# Dataset extract start
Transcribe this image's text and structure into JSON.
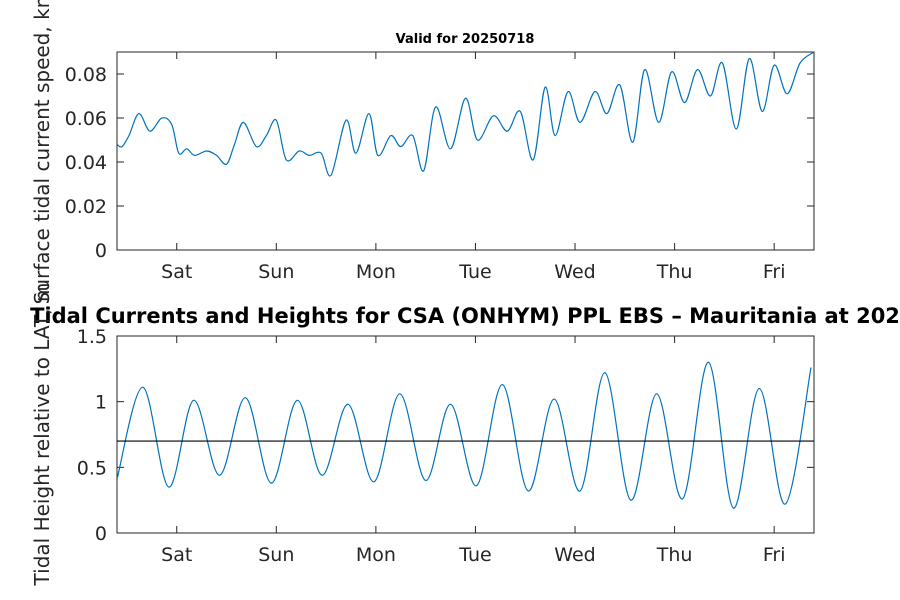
{
  "chart_data": [
    {
      "type": "line",
      "title": "Valid for 20250718",
      "ylabel": "Surface tidal current speed, kn",
      "ylim": [
        0,
        0.09
      ],
      "yticks": [
        0,
        0.02,
        0.04,
        0.06,
        0.08
      ],
      "ytick_labels": [
        "0",
        "0.02",
        "0.04",
        "0.06",
        "0.08"
      ],
      "xlim": [
        0,
        7
      ],
      "xticks": [
        0.6,
        1.6,
        2.6,
        3.6,
        4.6,
        5.6,
        6.6
      ],
      "xtick_labels": [
        "Sat",
        "Sun",
        "Mon",
        "Tue",
        "Wed",
        "Thu",
        "Fri"
      ],
      "series": [
        {
          "color": "#0072BD",
          "x": [
            0,
            0.05,
            0.12,
            0.22,
            0.33,
            0.45,
            0.55,
            0.62,
            0.7,
            0.78,
            0.9,
            1.0,
            1.1,
            1.18,
            1.27,
            1.4,
            1.5,
            1.6,
            1.7,
            1.83,
            1.93,
            2.05,
            2.15,
            2.3,
            2.4,
            2.53,
            2.62,
            2.75,
            2.85,
            2.97,
            3.08,
            3.2,
            3.35,
            3.5,
            3.62,
            3.78,
            3.92,
            4.05,
            4.18,
            4.3,
            4.4,
            4.53,
            4.65,
            4.8,
            4.92,
            5.05,
            5.18,
            5.3,
            5.44,
            5.57,
            5.7,
            5.83,
            5.96,
            6.08,
            6.22,
            6.35,
            6.48,
            6.6,
            6.73,
            6.86,
            7.0
          ],
          "y": [
            0.048,
            0.047,
            0.052,
            0.062,
            0.054,
            0.06,
            0.057,
            0.044,
            0.046,
            0.043,
            0.045,
            0.043,
            0.039,
            0.048,
            0.058,
            0.047,
            0.052,
            0.059,
            0.041,
            0.045,
            0.043,
            0.044,
            0.034,
            0.059,
            0.044,
            0.062,
            0.043,
            0.052,
            0.047,
            0.052,
            0.036,
            0.065,
            0.046,
            0.069,
            0.05,
            0.061,
            0.054,
            0.063,
            0.041,
            0.074,
            0.052,
            0.072,
            0.058,
            0.072,
            0.062,
            0.075,
            0.049,
            0.082,
            0.058,
            0.081,
            0.067,
            0.082,
            0.07,
            0.085,
            0.055,
            0.087,
            0.063,
            0.084,
            0.071,
            0.085,
            0.09
          ]
        }
      ]
    },
    {
      "type": "line",
      "title": "Tidal Currents and Heights for CSA (ONHYM) PPL EBS  – Mauritania at 202",
      "ylabel": "Tidal Height relative to LAT, m",
      "ylim": [
        0,
        1.5
      ],
      "yticks": [
        0,
        0.5,
        1,
        1.5
      ],
      "ytick_labels": [
        "0",
        "0.5",
        "1",
        "1.5"
      ],
      "xlim": [
        0,
        7
      ],
      "xticks": [
        0.6,
        1.6,
        2.6,
        3.6,
        4.6,
        5.6,
        6.6
      ],
      "xtick_labels": [
        "Sat",
        "Sun",
        "Mon",
        "Tue",
        "Wed",
        "Thu",
        "Fri"
      ],
      "reference_line": 0.7,
      "series": [
        {
          "color": "#0072BD",
          "x": [
            0,
            0.26,
            0.52,
            0.77,
            1.03,
            1.29,
            1.55,
            1.81,
            2.06,
            2.32,
            2.58,
            2.84,
            3.1,
            3.35,
            3.61,
            3.87,
            4.13,
            4.39,
            4.65,
            4.9,
            5.16,
            5.42,
            5.68,
            5.94,
            6.19,
            6.45,
            6.71,
            6.97
          ],
          "y": [
            0.41,
            1.11,
            0.35,
            1.01,
            0.44,
            1.03,
            0.38,
            1.01,
            0.44,
            0.98,
            0.39,
            1.06,
            0.4,
            0.98,
            0.36,
            1.13,
            0.32,
            1.02,
            0.32,
            1.22,
            0.25,
            1.06,
            0.26,
            1.3,
            0.19,
            1.1,
            0.22,
            1.26
          ]
        }
      ]
    }
  ]
}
# Dataset extract end
Exercise description ->
From the listing above, collect every line that mentions the word "ylabel".

Response to this exercise ->
      "ylabel": "Surface tidal current speed, kn",
      "ylabel": "Tidal Height relative to LAT, m",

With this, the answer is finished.